I run a barber shop and have been unable to trade for many months over the last year as a result of the pandemic. My landlord is demanding that I pay rent even though I cannot open due to lockdown regulations. Do I still have to pay my rent?
Your situation is common, but ultimately you remain liable to pay the rent (and service charges if applicable) despite being unable to trade for many months.
The Government has issued a Code of Practice for commercial property relationships during the Covid-19 pandemic. The Code encourages landlord and tenants to be transparent with their financial position and to try act collaboratively to deal with rent arrears and future rent.
Due to various restrictions currently in place preventing a landlord taking enforcement action and the risk of a landlord being left with an empty unit, following the Code is a pragmatic way to find a compromise solution.
I have seen landlords and tenants agree rent concessions (a waiver of some or all of the rent) or a rent deferment (paying the arrears over a period of time once the tenant is able to open for trade) as compromise solutions.
My tenant runs a beauty salon and has not paid their rent because they have been unable to open for trade. What action can I take?
Your situation is not uncommon, but your options are currently limited. The Government has temporarily restricted landlords from taking specific action against tenants of commercial premises when those tenants have been unable to pay rent due to the Coronavirus pandemic.
You are unable to forfeit the tenant’s lease as a result of their failure to pay rent, although a landlord can forfeit a lease for another reason permitted by the lease.

Material shown:
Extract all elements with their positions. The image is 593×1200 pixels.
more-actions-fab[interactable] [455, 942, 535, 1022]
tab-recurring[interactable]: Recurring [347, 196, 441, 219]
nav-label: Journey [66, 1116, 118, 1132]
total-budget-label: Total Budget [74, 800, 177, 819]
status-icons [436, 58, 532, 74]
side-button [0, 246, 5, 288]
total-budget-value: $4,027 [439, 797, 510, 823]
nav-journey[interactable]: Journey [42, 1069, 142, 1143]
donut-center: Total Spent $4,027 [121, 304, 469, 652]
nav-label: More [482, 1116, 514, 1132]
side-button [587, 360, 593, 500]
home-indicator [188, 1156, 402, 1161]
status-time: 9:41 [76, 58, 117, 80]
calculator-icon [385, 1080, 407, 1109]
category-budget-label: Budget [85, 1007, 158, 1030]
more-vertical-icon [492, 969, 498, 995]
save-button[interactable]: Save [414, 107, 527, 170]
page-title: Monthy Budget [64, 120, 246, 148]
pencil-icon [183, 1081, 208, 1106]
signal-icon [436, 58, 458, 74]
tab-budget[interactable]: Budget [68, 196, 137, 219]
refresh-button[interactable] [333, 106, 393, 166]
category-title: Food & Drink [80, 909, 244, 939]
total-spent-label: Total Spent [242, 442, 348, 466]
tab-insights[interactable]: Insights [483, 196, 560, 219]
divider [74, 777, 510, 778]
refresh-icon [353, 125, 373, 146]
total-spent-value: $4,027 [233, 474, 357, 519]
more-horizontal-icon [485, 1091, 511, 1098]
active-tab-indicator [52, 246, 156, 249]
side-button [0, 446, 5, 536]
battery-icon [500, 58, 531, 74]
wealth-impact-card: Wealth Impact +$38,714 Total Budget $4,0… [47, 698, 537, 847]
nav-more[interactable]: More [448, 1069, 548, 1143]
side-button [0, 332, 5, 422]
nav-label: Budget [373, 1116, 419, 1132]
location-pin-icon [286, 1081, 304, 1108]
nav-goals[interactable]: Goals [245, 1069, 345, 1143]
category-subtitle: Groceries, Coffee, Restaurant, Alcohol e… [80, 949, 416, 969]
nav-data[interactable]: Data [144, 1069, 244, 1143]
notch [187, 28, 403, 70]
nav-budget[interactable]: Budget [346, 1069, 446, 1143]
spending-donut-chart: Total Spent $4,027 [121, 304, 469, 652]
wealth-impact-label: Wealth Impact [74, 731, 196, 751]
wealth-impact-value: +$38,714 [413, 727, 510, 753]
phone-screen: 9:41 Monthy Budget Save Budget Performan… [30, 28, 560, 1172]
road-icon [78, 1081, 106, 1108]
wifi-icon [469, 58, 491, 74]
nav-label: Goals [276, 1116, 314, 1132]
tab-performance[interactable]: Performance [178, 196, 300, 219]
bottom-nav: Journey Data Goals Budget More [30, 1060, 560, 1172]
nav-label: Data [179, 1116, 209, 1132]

Tasks for this exercise:
• 1. In the piece on commercial rent during the pandemic, what two compromise solutions has the writer seen landlords and tenants agree on?
• 2. Continue the question-and-answer piece on commercial rent during the pandemic, picking up right after its final sentence.

Your responses:
• 1. Rent concessions (a waiver of some or all of the rent) and rent deferment (paying the arrears over a period of time once the tenant is able to open for trade).

• 2.
Additionally, you cannot wind-up the tenant’s business unless you can show the tenant’s business would have been insolvent when disregarding the effect of the Coronavirus pandemic.
Lastly, you cannot exercise CRAR (Commercial Rent Arrears Recovery) unless the amount of days’ unpaid rent exceeds the current thresholds.
The measures are designed to protect tenants, and have repeatedly been extended. It would not be out of the ordinary for these measures to be extended again.
An option for landlords is to issue a money claim against a tenant. This can be a costly and risky, and a judgment is only worth the paper it is written on if the tenant has the means to satisfy the judgment.
Landlords and tenants are encouraged to follow the Code of Practice issued by the Government to try reach an agreement in respect of the rent arrears, which is ultimately to the benefit of each party. If the tenant is an individual, the Debt Respite Scheme coming into force on 4 May 2021 may also impact on recovery.